## Page
---

Is alternative dispute resolution the better alternative for insured parties?

The following was presented as a seminar paper to the Australian Professional Indemnity Group in Adelaide on 8 November 2022.

TLDR. Spoiler alert. YES.

ADR methods are likely to improve the quality and timeliness of
dispute resolution processes and outcomes for insured claims.

Introduction

Litigation is a common part of resolving claims against businesses and professionals under liability insurance policies. It is so common that lawyers and insurers routinely allow for unrecoverable trial costs when calculating possible settlement figures.

The question for this paper is whether there are ways to reduce the cost of dispute resolution and, at the same time, produce a more successful outcome. This paper considers what a ‘successful outcome’ is, and looks at the options that parties should consider to resolve disputes outside of litigation.

In this paper, I will look first at claims against insured parties, where insurers and lawyers defend a claim. Secondly, I will touch on claims by insured parties against their insurers for failure to indemnify.

The claim

In most cases, the dispute starts with a ‘claim’ against the insured. Policy wordings differ, but there is a clear pattern. For example:

claim’ means any legal proceedings or written demand against an insured for compensation.

Or,

Claim

The receipt by an Insured of:

a)  any originating process (in a legal proceeding or arbitration), cross claim or counter claim or third party or similar notice claiming compensation against an Insured; or

b)  any written or verbal demand from a third party claiming compensation against an Insured.

In both examples, the claim is defined first by reference to legal proceedings and, secondly, by another form of demand. This sets a presumption of resolution by or through legal proceedings—usually in court.

In my experience, this presumption affects how insurers, lawyers and clients approach the options to resolve disputes.

---

Spatial annotation records:
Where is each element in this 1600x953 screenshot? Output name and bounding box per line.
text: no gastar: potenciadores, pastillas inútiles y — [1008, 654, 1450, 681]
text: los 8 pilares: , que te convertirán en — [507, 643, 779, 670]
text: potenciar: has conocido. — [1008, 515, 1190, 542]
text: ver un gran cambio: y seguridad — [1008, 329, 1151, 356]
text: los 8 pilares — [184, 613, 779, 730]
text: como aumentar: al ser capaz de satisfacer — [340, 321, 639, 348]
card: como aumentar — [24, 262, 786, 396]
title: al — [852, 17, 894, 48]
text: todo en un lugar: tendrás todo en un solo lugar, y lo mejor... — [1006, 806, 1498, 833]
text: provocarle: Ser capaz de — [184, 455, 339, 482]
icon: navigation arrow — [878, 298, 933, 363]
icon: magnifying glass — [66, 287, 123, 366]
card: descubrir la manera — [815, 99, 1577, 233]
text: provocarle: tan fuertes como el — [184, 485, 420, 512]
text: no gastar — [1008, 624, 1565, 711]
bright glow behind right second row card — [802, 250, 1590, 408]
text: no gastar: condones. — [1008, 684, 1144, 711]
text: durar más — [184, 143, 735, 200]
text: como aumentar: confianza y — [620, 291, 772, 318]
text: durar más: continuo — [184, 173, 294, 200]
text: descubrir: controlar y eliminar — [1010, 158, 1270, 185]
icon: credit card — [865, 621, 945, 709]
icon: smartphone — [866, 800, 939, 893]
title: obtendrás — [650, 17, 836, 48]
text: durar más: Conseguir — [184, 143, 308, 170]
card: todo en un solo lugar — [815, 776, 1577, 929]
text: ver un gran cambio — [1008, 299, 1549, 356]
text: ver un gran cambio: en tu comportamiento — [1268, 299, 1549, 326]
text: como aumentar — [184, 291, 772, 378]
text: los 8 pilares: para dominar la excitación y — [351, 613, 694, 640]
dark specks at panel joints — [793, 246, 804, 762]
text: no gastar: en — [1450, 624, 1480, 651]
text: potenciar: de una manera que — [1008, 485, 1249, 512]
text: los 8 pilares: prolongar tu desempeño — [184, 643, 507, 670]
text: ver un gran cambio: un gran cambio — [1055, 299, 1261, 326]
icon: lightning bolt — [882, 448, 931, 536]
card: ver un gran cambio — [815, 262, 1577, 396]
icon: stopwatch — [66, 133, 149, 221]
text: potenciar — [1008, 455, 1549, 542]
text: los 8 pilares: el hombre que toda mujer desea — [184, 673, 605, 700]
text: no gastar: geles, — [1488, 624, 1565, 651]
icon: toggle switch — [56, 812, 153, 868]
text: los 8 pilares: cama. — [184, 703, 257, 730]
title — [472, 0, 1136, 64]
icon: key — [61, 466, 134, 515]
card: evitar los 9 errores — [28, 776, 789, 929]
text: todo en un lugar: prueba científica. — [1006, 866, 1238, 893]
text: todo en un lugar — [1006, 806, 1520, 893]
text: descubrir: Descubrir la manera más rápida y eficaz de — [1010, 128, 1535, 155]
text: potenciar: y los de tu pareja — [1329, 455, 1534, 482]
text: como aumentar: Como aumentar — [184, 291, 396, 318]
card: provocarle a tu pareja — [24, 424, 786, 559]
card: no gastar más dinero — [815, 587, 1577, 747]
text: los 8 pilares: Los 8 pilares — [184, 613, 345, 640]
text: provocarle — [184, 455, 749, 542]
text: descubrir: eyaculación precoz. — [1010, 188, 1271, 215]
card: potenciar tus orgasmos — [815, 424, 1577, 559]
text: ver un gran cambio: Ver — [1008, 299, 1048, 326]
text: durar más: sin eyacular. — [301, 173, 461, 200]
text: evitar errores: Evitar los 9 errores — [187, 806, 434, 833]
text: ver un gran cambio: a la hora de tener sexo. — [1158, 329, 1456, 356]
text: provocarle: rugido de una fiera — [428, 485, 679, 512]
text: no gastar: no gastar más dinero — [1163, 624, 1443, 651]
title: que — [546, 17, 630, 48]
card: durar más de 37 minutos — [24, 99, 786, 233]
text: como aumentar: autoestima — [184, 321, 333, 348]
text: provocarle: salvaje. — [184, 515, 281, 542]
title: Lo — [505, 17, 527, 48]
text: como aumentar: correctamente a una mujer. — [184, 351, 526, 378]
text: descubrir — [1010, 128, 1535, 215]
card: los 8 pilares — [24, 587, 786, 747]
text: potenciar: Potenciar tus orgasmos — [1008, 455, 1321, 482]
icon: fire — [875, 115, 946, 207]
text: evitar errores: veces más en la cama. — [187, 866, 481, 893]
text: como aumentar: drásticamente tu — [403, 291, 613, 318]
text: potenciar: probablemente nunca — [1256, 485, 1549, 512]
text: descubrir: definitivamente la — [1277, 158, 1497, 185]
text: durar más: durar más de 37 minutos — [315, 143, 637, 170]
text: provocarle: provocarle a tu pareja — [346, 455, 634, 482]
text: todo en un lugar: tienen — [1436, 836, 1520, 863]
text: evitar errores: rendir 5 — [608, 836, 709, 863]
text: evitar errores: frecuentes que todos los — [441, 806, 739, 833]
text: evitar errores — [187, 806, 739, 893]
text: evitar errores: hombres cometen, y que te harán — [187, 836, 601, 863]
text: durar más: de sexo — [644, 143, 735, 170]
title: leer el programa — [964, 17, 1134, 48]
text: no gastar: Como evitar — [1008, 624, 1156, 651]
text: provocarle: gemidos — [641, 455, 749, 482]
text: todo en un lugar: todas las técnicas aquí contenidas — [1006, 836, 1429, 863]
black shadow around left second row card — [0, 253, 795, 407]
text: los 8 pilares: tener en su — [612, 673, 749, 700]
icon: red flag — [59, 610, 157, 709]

---

## Instruction
In the paper on alternative dispute resolution above, rewrite more briefly the paragraph beginning "Litigation is a common part", keeping its main facts.

## Solution
Litigation routinely resolves claims against businesses and professionals under liability insurance policies. It is so common that lawyers and insurers regularly factor unrecoverable trial costs into possible settlement figures.